**Task statement**: Copy each line of the entries beneath that contains the word "gaussian".

++++ Entries shown

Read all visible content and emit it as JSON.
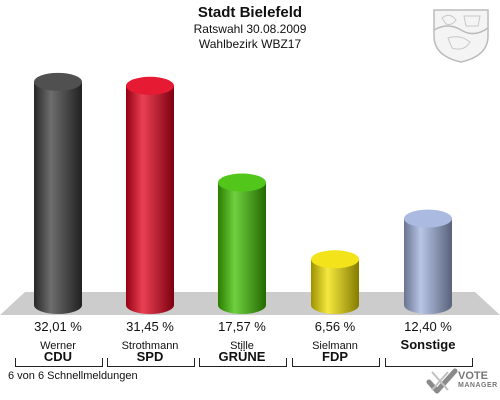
{
  "header": {
    "title": "Stadt Bielefeld",
    "subtitle1": "Ratswahl 30.08.2009",
    "subtitle2": "Wahlbezirk WBZ17"
  },
  "chart_data": {
    "type": "bar",
    "categories": [
      "CDU",
      "SPD",
      "GRÜNE",
      "FDP",
      "Sonstige"
    ],
    "candidates": [
      "Werner",
      "Strothmann",
      "Stille",
      "Sielmann",
      ""
    ],
    "values": [
      32.01,
      31.45,
      17.57,
      6.56,
      12.4
    ],
    "value_labels": [
      "32,01 %",
      "31,45 %",
      "17,57 %",
      "6,56 %",
      "12,40 %"
    ],
    "colors": [
      "#3c3c3c",
      "#e3001b",
      "#3fc000",
      "#f2e000",
      "#a0b2de"
    ],
    "ylim": [
      0,
      34
    ]
  },
  "footer": {
    "status": "6 von 6 Schnellmeldungen"
  },
  "logo": {
    "line1": "VOTE",
    "line2": "MANAGER",
    "icon": "vote-check-icon"
  },
  "crest": {
    "icon": "nrw-crest-icon"
  }
}
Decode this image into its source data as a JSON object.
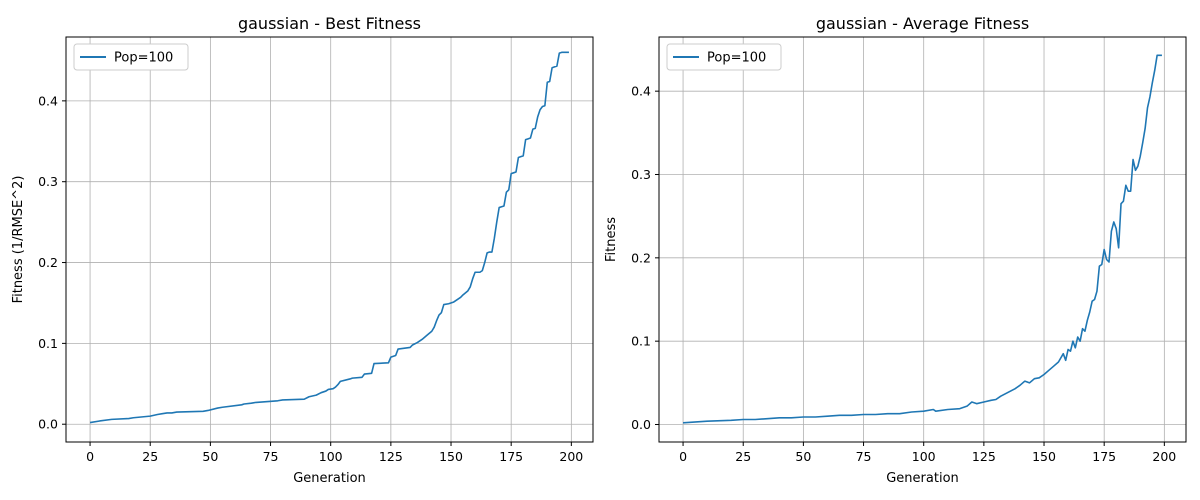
{
  "chart_data": [
    {
      "type": "line",
      "title": "gaussian - Best Fitness",
      "xlabel": "Generation",
      "ylabel": "Fitness (1/RMSE^2)",
      "xlim": [
        -10,
        209
      ],
      "ylim": [
        -0.022,
        0.479
      ],
      "xticks": [
        0,
        25,
        50,
        75,
        100,
        125,
        150,
        175,
        200
      ],
      "yticks": [
        0.0,
        0.1,
        0.2,
        0.3,
        0.4
      ],
      "xtick_labels": [
        "0",
        "25",
        "50",
        "75",
        "100",
        "125",
        "150",
        "175",
        "200"
      ],
      "ytick_labels": [
        "0.0",
        "0.1",
        "0.2",
        "0.3",
        "0.4"
      ],
      "grid": true,
      "legend_position": "upper left",
      "line_color": "#1f77b4",
      "series": [
        {
          "name": "Pop=100",
          "x": [
            0,
            4,
            9,
            16,
            18,
            25,
            28,
            30,
            32,
            34,
            36,
            47,
            49,
            53,
            55,
            63,
            64,
            67,
            69,
            78,
            80,
            89,
            91,
            94,
            96,
            98,
            99,
            101,
            102,
            103,
            104,
            108,
            109,
            113,
            114,
            117,
            118,
            124,
            125,
            127,
            128,
            133,
            134,
            136,
            138,
            140,
            142,
            143,
            144,
            145,
            146,
            147,
            149,
            151,
            152,
            154,
            155,
            157,
            158,
            159,
            160,
            161,
            162,
            163,
            164,
            165,
            166,
            167,
            168,
            169,
            170,
            171,
            172,
            173,
            174,
            175,
            176,
            177,
            178,
            179,
            180,
            181,
            182,
            183,
            184,
            185,
            186,
            187,
            188,
            189,
            190,
            191,
            192,
            193,
            194,
            195,
            196,
            197,
            198,
            199
          ],
          "values": [
            0.002,
            0.004,
            0.006,
            0.007,
            0.008,
            0.01,
            0.012,
            0.013,
            0.014,
            0.014,
            0.015,
            0.016,
            0.017,
            0.02,
            0.021,
            0.024,
            0.025,
            0.026,
            0.027,
            0.029,
            0.03,
            0.031,
            0.034,
            0.036,
            0.039,
            0.041,
            0.043,
            0.044,
            0.046,
            0.049,
            0.053,
            0.056,
            0.057,
            0.058,
            0.062,
            0.063,
            0.075,
            0.076,
            0.083,
            0.085,
            0.093,
            0.095,
            0.098,
            0.101,
            0.105,
            0.11,
            0.115,
            0.12,
            0.128,
            0.135,
            0.138,
            0.148,
            0.149,
            0.151,
            0.153,
            0.157,
            0.16,
            0.165,
            0.17,
            0.18,
            0.188,
            0.188,
            0.188,
            0.19,
            0.2,
            0.212,
            0.213,
            0.213,
            0.23,
            0.25,
            0.268,
            0.269,
            0.27,
            0.287,
            0.29,
            0.31,
            0.311,
            0.312,
            0.33,
            0.331,
            0.332,
            0.352,
            0.353,
            0.354,
            0.365,
            0.366,
            0.38,
            0.389,
            0.393,
            0.394,
            0.423,
            0.424,
            0.441,
            0.442,
            0.443,
            0.459,
            0.46,
            0.46,
            0.46,
            0.46
          ]
        }
      ]
    },
    {
      "type": "line",
      "title": "gaussian - Average Fitness",
      "xlabel": "Generation",
      "ylabel": "Fitness",
      "xlim": [
        -10,
        209
      ],
      "ylim": [
        -0.021,
        0.465
      ],
      "xticks": [
        0,
        25,
        50,
        75,
        100,
        125,
        150,
        175,
        200
      ],
      "yticks": [
        0.0,
        0.1,
        0.2,
        0.3,
        0.4
      ],
      "xtick_labels": [
        "0",
        "25",
        "50",
        "75",
        "100",
        "125",
        "150",
        "175",
        "200"
      ],
      "ytick_labels": [
        "0.0",
        "0.1",
        "0.2",
        "0.3",
        "0.4"
      ],
      "grid": true,
      "legend_position": "upper left",
      "line_color": "#1f77b4",
      "series": [
        {
          "name": "Pop=100",
          "x": [
            0,
            10,
            20,
            25,
            30,
            35,
            40,
            45,
            50,
            55,
            60,
            65,
            70,
            75,
            80,
            85,
            90,
            95,
            100,
            104,
            105,
            110,
            115,
            118,
            120,
            122,
            125,
            128,
            130,
            132,
            134,
            136,
            138,
            140,
            142,
            144,
            146,
            148,
            150,
            152,
            154,
            156,
            158,
            159,
            160,
            161,
            162,
            163,
            164,
            165,
            166,
            167,
            168,
            169,
            170,
            171,
            172,
            173,
            174,
            175,
            176,
            177,
            178,
            179,
            180,
            181,
            182,
            183,
            184,
            185,
            186,
            187,
            188,
            189,
            190,
            191,
            192,
            193,
            194,
            195,
            196,
            197,
            198,
            199
          ],
          "values": [
            0.002,
            0.004,
            0.005,
            0.006,
            0.006,
            0.007,
            0.008,
            0.008,
            0.009,
            0.009,
            0.01,
            0.011,
            0.011,
            0.012,
            0.012,
            0.013,
            0.013,
            0.015,
            0.016,
            0.018,
            0.016,
            0.018,
            0.019,
            0.022,
            0.027,
            0.025,
            0.027,
            0.029,
            0.03,
            0.034,
            0.037,
            0.04,
            0.043,
            0.047,
            0.052,
            0.05,
            0.055,
            0.056,
            0.06,
            0.065,
            0.07,
            0.075,
            0.085,
            0.077,
            0.09,
            0.088,
            0.1,
            0.092,
            0.105,
            0.1,
            0.115,
            0.112,
            0.125,
            0.135,
            0.148,
            0.15,
            0.16,
            0.19,
            0.192,
            0.21,
            0.198,
            0.195,
            0.232,
            0.243,
            0.235,
            0.212,
            0.265,
            0.268,
            0.287,
            0.28,
            0.28,
            0.318,
            0.305,
            0.31,
            0.322,
            0.338,
            0.355,
            0.38,
            0.393,
            0.41,
            0.425,
            0.443,
            0.443,
            0.443
          ]
        }
      ]
    }
  ]
}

++++++++

**Final answer**:
      "title": "gaussian - Best Fitness",
      "title": "gaussian - Average Fitness",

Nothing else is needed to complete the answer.